-- BEGIN --
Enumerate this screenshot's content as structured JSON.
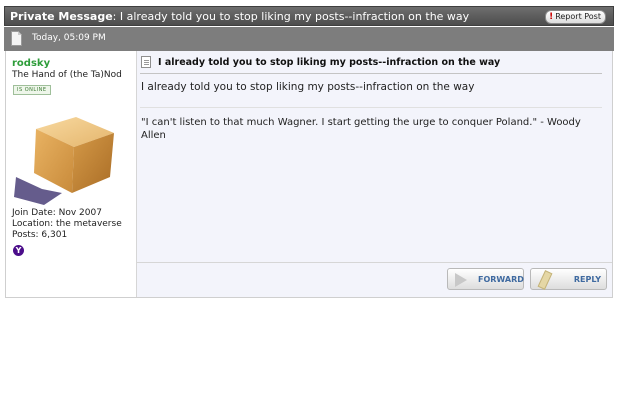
{
  "header": {
    "label": "Private Message",
    "subject": "I already told you to stop liking my posts--infraction on the way",
    "report_button": "Report Post"
  },
  "datebar": {
    "date": "Today, 05:09 PM"
  },
  "user": {
    "name": "rodsky",
    "title": "The Hand of (the Ta)Nod",
    "status_badge": "IS ONLINE",
    "join_date": "Join Date: Nov 2007",
    "location": "Location: the metaverse",
    "posts": "Posts: 6,301",
    "yahoo_icon_glyph": "Y"
  },
  "post": {
    "title": "I already told you to stop liking my posts--infraction on the way",
    "body": "I already told you to stop liking my posts--infraction on the way",
    "signature": "\"I can't listen to that much Wagner. I start getting the urge to conquer Poland.\" - Woody Allen"
  },
  "actions": {
    "forward": "FORWARD",
    "reply": "REPLY"
  },
  "colors": {
    "username": "#2e9d3a",
    "button_text": "#3f6aa0",
    "content_bg": "#f3f4fb"
  }
}
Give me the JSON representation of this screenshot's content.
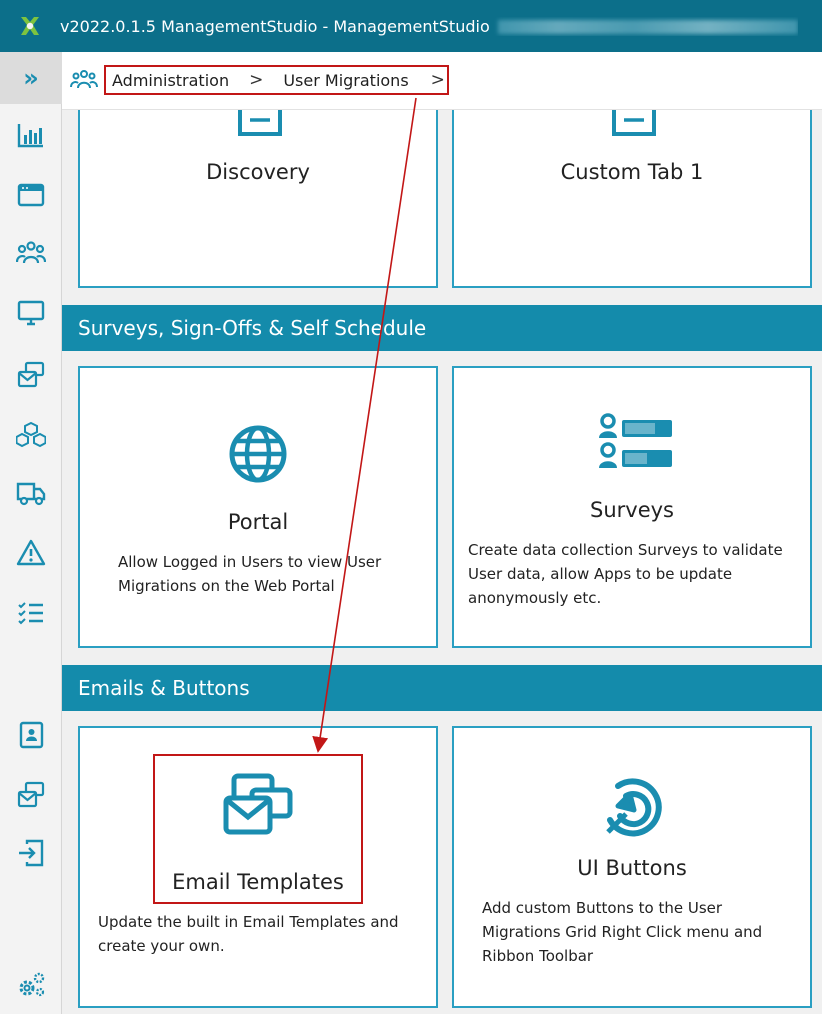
{
  "window": {
    "title": "v2022.0.1.5 ManagementStudio - ManagementStudio",
    "app_icon": "managementstudio-logo-icon"
  },
  "rail": {
    "expand_label": "»",
    "items": [
      {
        "icon": "bar-chart-icon"
      },
      {
        "icon": "browser-window-icon"
      },
      {
        "icon": "users-group-icon"
      },
      {
        "icon": "monitor-icon"
      },
      {
        "icon": "mail-stack-icon"
      },
      {
        "icon": "cubes-icon"
      },
      {
        "icon": "delivery-truck-icon"
      },
      {
        "icon": "warning-triangle-icon"
      },
      {
        "icon": "checklist-icon"
      },
      {
        "icon": "contact-card-icon"
      },
      {
        "icon": "mail-stack-icon"
      },
      {
        "icon": "import-icon"
      },
      {
        "icon": "settings-gears-icon"
      }
    ]
  },
  "breadcrumb": {
    "items": [
      "Administration",
      "User Migrations"
    ],
    "separator": ">"
  },
  "cards_top": [
    {
      "title": "Discovery"
    },
    {
      "title": "Custom Tab 1"
    }
  ],
  "section_surveys": {
    "label": "Surveys, Sign-Offs & Self Schedule"
  },
  "card_portal": {
    "title": "Portal",
    "desc_line1": "Allow Logged in Users to view User",
    "desc_line2": "Migrations on the Web Portal"
  },
  "card_surveys": {
    "title": "Surveys",
    "desc_line1": "Create data collection Surveys to validate",
    "desc_line2": "User data, allow Apps to be update",
    "desc_line3": "anonymously etc."
  },
  "section_emails": {
    "label": "Emails & Buttons"
  },
  "card_email": {
    "title": "Email Templates",
    "desc_line1": "Update the built in Email Templates and",
    "desc_line2": "create your own."
  },
  "card_ui": {
    "title": "UI Buttons",
    "desc_line1": "Add custom Buttons to the User",
    "desc_line2": "Migrations Grid Right Click menu and",
    "desc_line3": "Ribbon Toolbar"
  },
  "colors": {
    "titlebar": "#0c6f8a",
    "accent": "#148bab",
    "card_border": "#2a9fc2",
    "highlight": "#c21717"
  }
}
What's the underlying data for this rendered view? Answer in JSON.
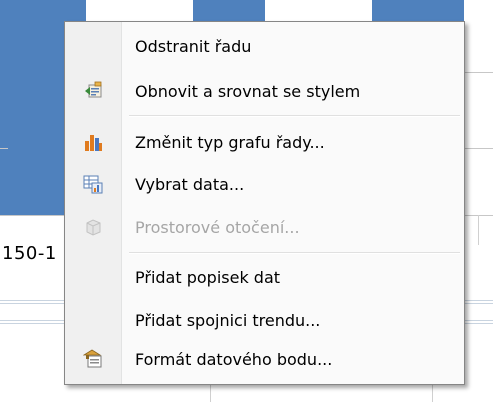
-- END --
▶ _Required work_:
Quote the material exactly. Pictures stay out.

▶ _Correct answer_:
Enumerate this screenshot's content as structured JSON.
{
  "header": {
    "label": "Private Message",
    "subject": "I already told you to stop liking my posts--infraction on the way",
    "report_button": "Report Post"
  },
  "datebar": {
    "date": "Today, 05:09 PM"
  },
  "user": {
    "name": "rodsky",
    "title": "The Hand of (the Ta)Nod",
    "status_badge": "IS ONLINE",
    "join_date": "Join Date: Nov 2007",
    "location": "Location: the metaverse",
    "posts": "Posts: 6,301",
    "yahoo_icon_glyph": "Y"
  },
  "post": {
    "title": "I already told you to stop liking my posts--infraction on the way",
    "body": "I already told you to stop liking my posts--infraction on the way",
    "signature": "\"I can't listen to that much Wagner. I start getting the urge to conquer Poland.\" - Woody Allen"
  },
  "actions": {
    "forward": "FORWARD",
    "reply": "REPLY"
  },
  "colors": {
    "username": "#2e9d3a",
    "button_text": "#3f6aa0",
    "content_bg": "#f3f4fb"
  }
}
Give me the JSON representation of this screenshot's content.
{
  "window": {
    "title": "v2022.0.1.5 ManagementStudio - ManagementStudio",
    "app_icon": "managementstudio-logo-icon"
  },
  "rail": {
    "expand_label": "»",
    "items": [
      {
        "icon": "bar-chart-icon"
      },
      {
        "icon": "browser-window-icon"
      },
      {
        "icon": "users-group-icon"
      },
      {
        "icon": "monitor-icon"
      },
      {
        "icon": "mail-stack-icon"
      },
      {
        "icon": "cubes-icon"
      },
      {
        "icon": "delivery-truck-icon"
      },
      {
        "icon": "warning-triangle-icon"
      },
      {
        "icon": "checklist-icon"
      },
      {
        "icon": "contact-card-icon"
      },
      {
        "icon": "mail-stack-icon"
      },
      {
        "icon": "import-icon"
      },
      {
        "icon": "settings-gears-icon"
      }
    ]
  },
  "breadcrumb": {
    "items": [
      "Administration",
      "User Migrations"
    ],
    "separator": ">"
  },
  "cards_top": [
    {
      "title": "Discovery"
    },
    {
      "title": "Custom Tab 1"
    }
  ],
  "section_surveys": {
    "label": "Surveys, Sign-Offs & Self Schedule"
  },
  "card_portal": {
    "title": "Portal",
    "desc_line1": "Allow Logged in Users to view User",
    "desc_line2": "Migrations on the Web Portal"
  },
  "card_surveys": {
    "title": "Surveys",
    "desc_line1": "Create data collection Surveys to validate",
    "desc_line2": "User data, allow Apps to be update",
    "desc_line3": "anonymously etc."
  },
  "section_emails": {
    "label": "Emails & Buttons"
  },
  "card_email": {
    "title": "Email Templates",
    "desc_line1": "Update the built in Email Templates and",
    "desc_line2": "create your own."
  },
  "card_ui": {
    "title": "UI Buttons",
    "desc_line1": "Add custom Buttons to the User",
    "desc_line2": "Migrations Grid Right Click menu and",
    "desc_line3": "Ribbon Toolbar"
  },
  "colors": {
    "titlebar": "#0c6f8a",
    "accent": "#148bab",
    "card_border": "#2a9fc2",
    "highlight": "#c21717"
  }
}
What's the underlying data for this rendered view? Answer in JSON.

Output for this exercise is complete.